* _Text section_
Australian crypto exchanges have largely praised the Treasury’s latest proposal to place crypto exchanges under the existing financial services license regime, though some worry it could put the crypto industry into a TradFi-shaped box.

Australian crypto exchanges have praised plans from the Australian Treasury to regulate cryptocurrency exchanges under pre-existing financial services licensing measures.

In an Oct. 16 consultation paper, the Treasury outlined a new suite of proposed regulations, that suggested regulating cryptocurrency exchanges under existing financial services rules as well as introducing a wealth of new guidelines for all Australian firms dealing in digital assets.

Speaking at the Australian Financial Reviews Crypto Summit event on Oct. 16, Australian Treasury Stephen Jones said the new regime was focused on three primary areas: providing a framework for industry growth and innovation, allowing regulatory certainty to crypto service providers, and ensuring that everyday consumers and their assets remain protected.

Caroline Bowler, the CEO of BTC Markets told Cointelegraph she was pleased to have reached a new “key milestone” in the regulatory process and regarded the rules as a positive progression for the wider crypto industry in Australia.

“It’s a great next step for the Australian economy. Digital assets are so clearly the future of financial services. It is imperative the country keeps pace with our international peers, with a robust regulatory framework,” said Bowler.

Similarly, Adrian Przelozny, the CEO of Independent Reserve commended the Federal government on its recommendations to introduce stronger regulation and policy change, telling Cointelegraph that these new proposals could help restore trust in the crypto sector.

“We firmly believe these changes will drive investment, provide certainty to the sector and ultimately, increase consumer protection.”

* _The tasks_
A – In the article on Australian crypto exchange regulation, what was the date of the Treasury's consultation paper?
B – Transcribe the passage of the crypto regulation article that begins with the words containing "Australian crypto exchanges have praised" and ends with "in digital assets.".
The data that follows comes from a separate source.

* _Data shown_
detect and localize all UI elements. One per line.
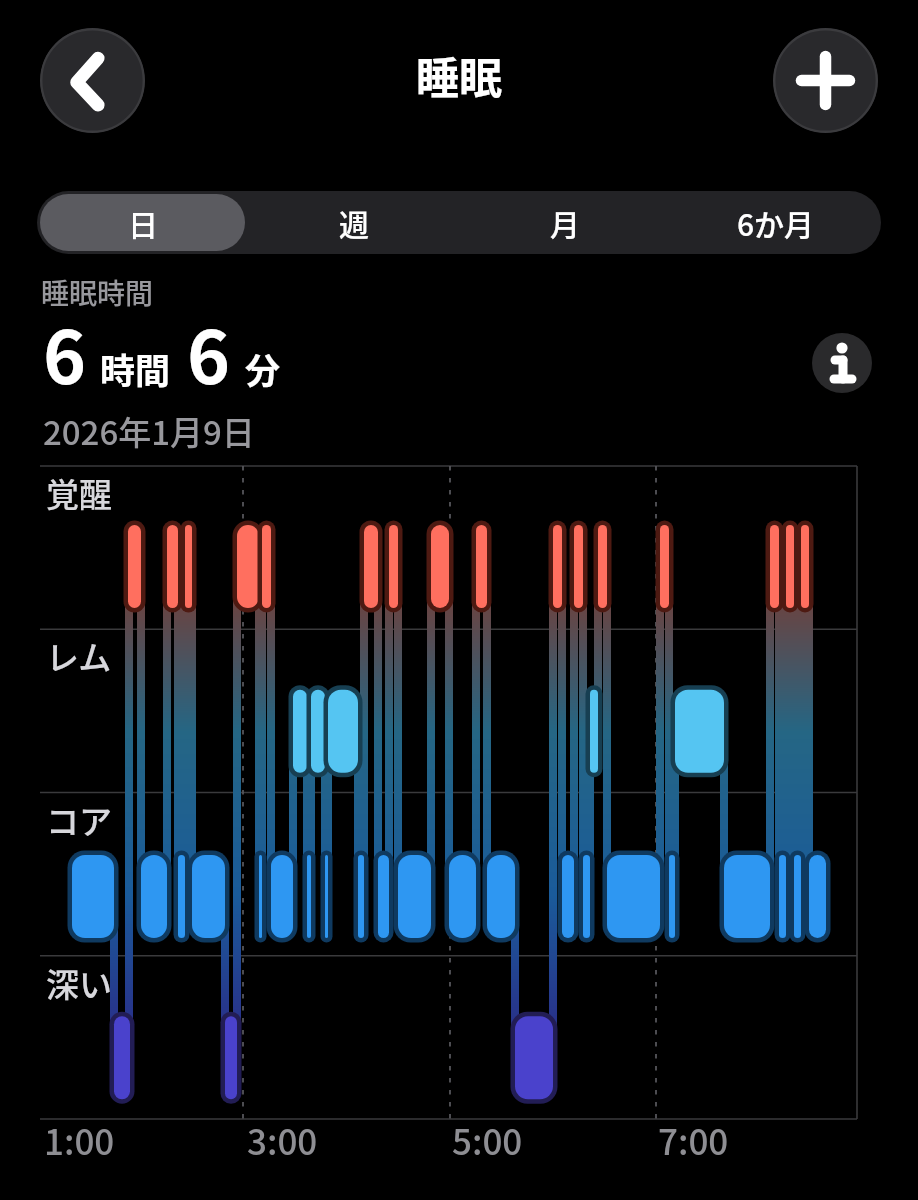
button[interactable]: 6か月 <box>670 191 881 254</box>
staticText: コア <box>46 796 112 844</box>
button[interactable] <box>773 28 878 133</box>
staticText: 月 <box>550 201 580 244</box>
button[interactable]: 月 <box>459 191 670 254</box>
staticText: 6か月 <box>737 201 815 244</box>
staticText: 分 <box>245 343 281 394</box>
staticText: 2026年1月9日 <box>43 407 255 455</box>
button[interactable] <box>812 333 872 393</box>
staticText: 5:00 <box>452 1114 523 1165</box>
staticText: 深い <box>46 959 112 1007</box>
staticText: 3:00 <box>247 1114 318 1165</box>
staticText: 睡眠 <box>416 44 502 106</box>
button[interactable]: 週 <box>248 191 459 254</box>
staticText: 6 <box>187 299 231 405</box>
staticText: 覚醒 <box>46 469 112 517</box>
staticText: 1:00 <box>44 1114 115 1165</box>
button[interactable] <box>40 28 145 133</box>
staticText: 睡眠時間 <box>41 272 154 313</box>
staticText: 時間 <box>100 343 171 394</box>
button[interactable]: 日 <box>37 191 248 254</box>
staticText: レム <box>46 632 112 680</box>
staticText: 日 <box>128 201 158 244</box>
staticText: 6 <box>43 299 87 405</box>
staticText: 7:00 <box>658 1114 729 1165</box>
staticText: 週 <box>339 201 369 244</box>
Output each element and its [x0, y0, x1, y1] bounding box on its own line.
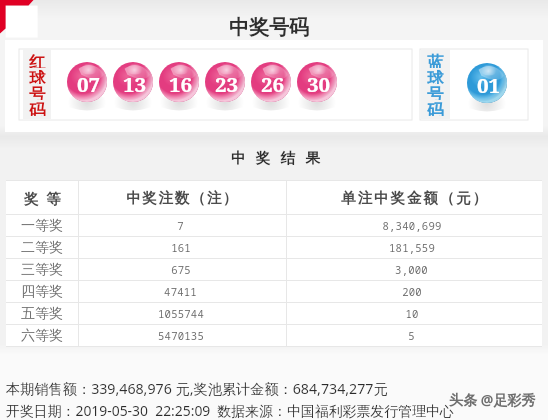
staticText: 三等奖 — [21, 261, 63, 279]
staticText: 球 — [29, 68, 46, 84]
staticText: 5470135 — [158, 329, 204, 343]
staticText: 开奖日期：2019-05-30 22:25:09 数据来源：中国福利彩票发行管理… — [6, 401, 454, 420]
staticText: 红 — [29, 52, 46, 68]
staticText: 号 — [29, 84, 46, 100]
staticText: 200 — [402, 285, 422, 299]
staticText: 47411 — [164, 285, 197, 299]
staticText: 码 — [427, 100, 444, 116]
staticText: 23 — [215, 70, 239, 98]
staticText: 球 — [427, 68, 444, 84]
staticText: 5 — [408, 329, 415, 343]
staticText: 3,000 — [395, 263, 428, 277]
staticText: 01 — [477, 71, 501, 99]
staticText: 号 — [427, 84, 444, 100]
staticText: 30 — [307, 70, 331, 98]
staticText: 四等奖 — [21, 283, 63, 301]
staticText: 单注中奖金额（元） — [341, 189, 489, 207]
staticText: 头条 @足彩秀 — [449, 390, 536, 409]
staticText: 16 — [169, 70, 193, 98]
staticText: 中 奖 结 果 — [231, 147, 324, 167]
staticText: 码 — [29, 100, 46, 116]
button[interactable]: 彩票开奖结果角标 — [0, 0, 42, 42]
staticText: 675 — [171, 263, 191, 277]
button[interactable]: 红球号码 07 13 16 23 26 30 — [19, 49, 412, 120]
staticText: 1055744 — [158, 307, 204, 321]
staticText: 26 — [261, 70, 285, 98]
staticText: 13 — [123, 70, 147, 98]
staticText: 10 — [405, 307, 419, 321]
staticText: 二等奖 — [21, 239, 63, 257]
button[interactable]: 四等奖 — [6, 281, 542, 302]
staticText: 中奖注数（注） — [126, 189, 239, 207]
staticText: 8,340,699 — [382, 219, 442, 233]
staticText: 中奖号码 — [229, 15, 309, 40]
staticText: 一等奖 — [21, 217, 63, 235]
staticText: 六等奖 — [21, 327, 63, 345]
button[interactable]: 二等奖 — [6, 237, 542, 258]
staticText: 161 — [171, 241, 191, 255]
staticText: 奖 等 — [24, 188, 61, 208]
button[interactable]: 蓝球号码 01 — [420, 49, 528, 120]
button[interactable]: 一等奖 — [6, 215, 542, 236]
staticText: 本期销售额：339,468,976 元,奖池累计金额：684,734,277元 — [6, 379, 388, 398]
staticText: 07 — [77, 70, 101, 98]
button[interactable]: 五等奖 — [6, 303, 542, 324]
staticText: 五等奖 — [21, 305, 63, 323]
button[interactable]: 六等奖 — [6, 325, 542, 346]
staticText: 7 — [177, 219, 184, 233]
staticText: 181,559 — [389, 241, 435, 255]
button[interactable]: 三等奖 — [6, 259, 542, 280]
staticText: 蓝 — [427, 52, 444, 68]
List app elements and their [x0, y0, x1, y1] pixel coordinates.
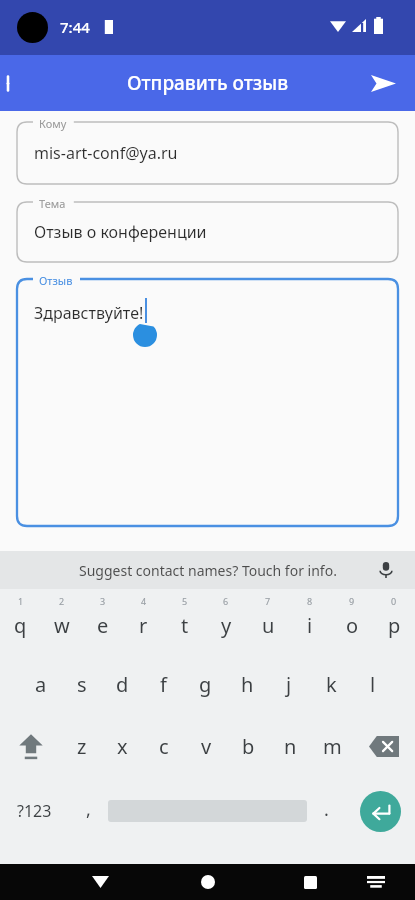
staticText: Тема [39, 196, 66, 211]
button[interactable]: Back [75, 864, 125, 900]
staticText: o [346, 612, 359, 639]
staticText: c [159, 733, 169, 760]
staticText: n [284, 733, 297, 760]
button[interactable]: Voice input [371, 555, 401, 585]
staticText: d [116, 671, 129, 698]
staticText: j [286, 671, 292, 698]
staticText: z [77, 733, 87, 760]
button[interactable]: 6 [205, 589, 247, 653]
button[interactable]: Suggest contact names? Touch for info. [0, 551, 415, 589]
staticText: 7:44 [60, 17, 90, 37]
staticText: Здравствуйте! [34, 302, 144, 324]
staticText: 9 [349, 595, 355, 607]
staticText: s [77, 671, 87, 698]
button[interactable]: Кому [17, 122, 398, 184]
button[interactable]: n [269, 715, 311, 777]
button[interactable]: Отзыв [17, 279, 398, 526]
button[interactable]: s [61, 653, 102, 715]
staticText: u [262, 612, 275, 639]
button[interactable]: Home [183, 864, 233, 900]
button[interactable]: , [69, 777, 108, 845]
staticText: Suggest contact names? Touch for info. [79, 561, 337, 580]
button[interactable]: 2 [41, 589, 82, 653]
button[interactable]: j [268, 653, 310, 715]
button[interactable]: a [20, 653, 61, 715]
staticText: 5 [182, 595, 188, 607]
staticText: 6 [223, 595, 229, 607]
staticText: f [160, 671, 167, 698]
button[interactable]: h [226, 653, 268, 715]
button[interactable]: Send [359, 59, 407, 107]
staticText: e [97, 612, 109, 639]
staticText: g [199, 671, 212, 698]
button[interactable]: Enter [346, 777, 415, 845]
staticText: ?123 [17, 800, 52, 822]
button[interactable]: m [311, 715, 353, 777]
staticText: 8 [307, 595, 313, 607]
button[interactable]: 4 [123, 589, 164, 653]
staticText: mis-art-conf@ya.ru [34, 142, 178, 164]
staticText: Отзыв о конференции [34, 221, 207, 243]
staticText: 0 [391, 595, 397, 607]
staticText: , [86, 797, 91, 822]
button[interactable]: 5 [164, 589, 205, 653]
staticText: m [323, 733, 342, 760]
button[interactable]: Recents [285, 864, 335, 900]
button[interactable]: z [61, 715, 102, 777]
staticText: w [54, 612, 70, 639]
staticText: l [370, 671, 376, 698]
staticText: p [388, 612, 401, 639]
button[interactable]: Shift [0, 715, 61, 777]
button[interactable]: Switch keyboard [354, 864, 398, 900]
button[interactable]: 0 [373, 589, 415, 653]
staticText: Отзыв [39, 273, 73, 288]
button[interactable]: g [184, 653, 226, 715]
staticText: i [307, 612, 313, 639]
staticText: 3 [100, 595, 106, 607]
staticText: . [324, 797, 329, 822]
button[interactable]: b [227, 715, 269, 777]
staticText: r [139, 612, 148, 639]
button[interactable]: 7 [247, 589, 289, 653]
button[interactable]: d [102, 653, 143, 715]
button[interactable]: . [307, 777, 346, 845]
button[interactable] [108, 777, 307, 845]
button[interactable]: f [143, 653, 184, 715]
button[interactable]: 1 [0, 589, 41, 653]
button[interactable]: l [352, 653, 394, 715]
staticText: 1 [18, 595, 24, 607]
button[interactable]: ?123 [0, 777, 69, 845]
staticText: k [326, 671, 337, 698]
staticText: q [14, 612, 27, 639]
button[interactable]: Тема [17, 202, 398, 262]
button[interactable]: x [102, 715, 143, 777]
staticText: h [241, 671, 254, 698]
staticText: y [221, 612, 232, 639]
staticText: 4 [141, 595, 147, 607]
staticText: v [201, 733, 212, 760]
button[interactable]: v [185, 715, 227, 777]
staticText: Отправить отзыв [127, 70, 289, 96]
staticText: 7 [265, 595, 271, 607]
button[interactable]: k [310, 653, 352, 715]
staticText: t [181, 612, 189, 639]
button[interactable]: Backspace [353, 715, 415, 777]
button[interactable]: 3 [82, 589, 123, 653]
staticText: 2 [59, 595, 65, 607]
button[interactable]: 8 [289, 589, 331, 653]
staticText: b [242, 733, 255, 760]
staticText: Кому [39, 116, 67, 131]
staticText: x [117, 733, 128, 760]
button[interactable]: c [143, 715, 185, 777]
button[interactable]: 9 [331, 589, 373, 653]
staticText: a [35, 671, 47, 698]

* _Correct answers_
A – Oct. 16

B –
Australian crypto exchanges have praised plans from the Australian Treasury to regulate cryptocurrency exchanges under pre-existing financial services licensing measures.

In an Oct. 16 consultation paper, the Treasury outlined a new suite of proposed regulations, that suggested regulating cryptocurrency exchanges under existing financial services rules as well as introducing a wealth of new guidelines for all Australian firms dealing in digital assets.